[Brief] From the listing below, return each line that includes "true".

[Source data]
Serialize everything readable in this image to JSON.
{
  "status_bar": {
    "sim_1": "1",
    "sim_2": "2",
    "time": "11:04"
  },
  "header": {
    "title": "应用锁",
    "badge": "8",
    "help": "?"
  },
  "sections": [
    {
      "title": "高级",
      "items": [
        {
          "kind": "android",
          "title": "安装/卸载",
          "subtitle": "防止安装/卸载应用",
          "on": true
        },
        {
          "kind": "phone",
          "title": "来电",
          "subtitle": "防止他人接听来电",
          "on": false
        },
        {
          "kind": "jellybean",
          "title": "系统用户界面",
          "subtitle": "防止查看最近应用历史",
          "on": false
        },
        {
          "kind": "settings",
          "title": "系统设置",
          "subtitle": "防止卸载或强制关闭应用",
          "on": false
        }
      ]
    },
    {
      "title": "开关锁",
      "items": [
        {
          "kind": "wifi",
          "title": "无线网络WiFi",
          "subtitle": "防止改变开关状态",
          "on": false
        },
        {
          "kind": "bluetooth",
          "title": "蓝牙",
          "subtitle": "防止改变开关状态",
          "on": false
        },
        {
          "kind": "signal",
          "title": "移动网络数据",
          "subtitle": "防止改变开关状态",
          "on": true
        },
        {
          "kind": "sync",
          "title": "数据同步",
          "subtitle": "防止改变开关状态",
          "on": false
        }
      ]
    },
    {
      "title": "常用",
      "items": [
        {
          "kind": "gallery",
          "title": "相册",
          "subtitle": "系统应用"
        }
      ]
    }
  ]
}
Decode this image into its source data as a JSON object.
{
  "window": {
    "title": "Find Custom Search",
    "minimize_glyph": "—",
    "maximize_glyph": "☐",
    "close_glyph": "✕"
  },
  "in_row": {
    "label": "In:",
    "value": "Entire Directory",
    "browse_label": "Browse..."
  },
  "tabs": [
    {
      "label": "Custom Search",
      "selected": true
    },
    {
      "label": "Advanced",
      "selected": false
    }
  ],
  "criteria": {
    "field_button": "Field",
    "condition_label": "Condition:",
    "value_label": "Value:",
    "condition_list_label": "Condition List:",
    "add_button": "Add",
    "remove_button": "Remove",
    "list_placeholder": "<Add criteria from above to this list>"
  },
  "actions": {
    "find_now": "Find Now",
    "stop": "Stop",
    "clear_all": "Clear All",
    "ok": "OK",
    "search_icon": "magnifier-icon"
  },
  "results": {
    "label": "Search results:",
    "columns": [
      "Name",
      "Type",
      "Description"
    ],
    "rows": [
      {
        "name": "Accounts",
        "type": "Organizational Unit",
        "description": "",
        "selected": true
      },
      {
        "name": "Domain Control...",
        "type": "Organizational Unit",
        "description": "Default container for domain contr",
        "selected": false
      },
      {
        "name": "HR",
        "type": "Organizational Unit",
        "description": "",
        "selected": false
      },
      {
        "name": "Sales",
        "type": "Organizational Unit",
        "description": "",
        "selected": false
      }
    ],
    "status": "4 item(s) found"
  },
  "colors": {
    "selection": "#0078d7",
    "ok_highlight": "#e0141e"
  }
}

[Exercise output]
          "on": true
          "on": true
      "selected": true
        "selected": true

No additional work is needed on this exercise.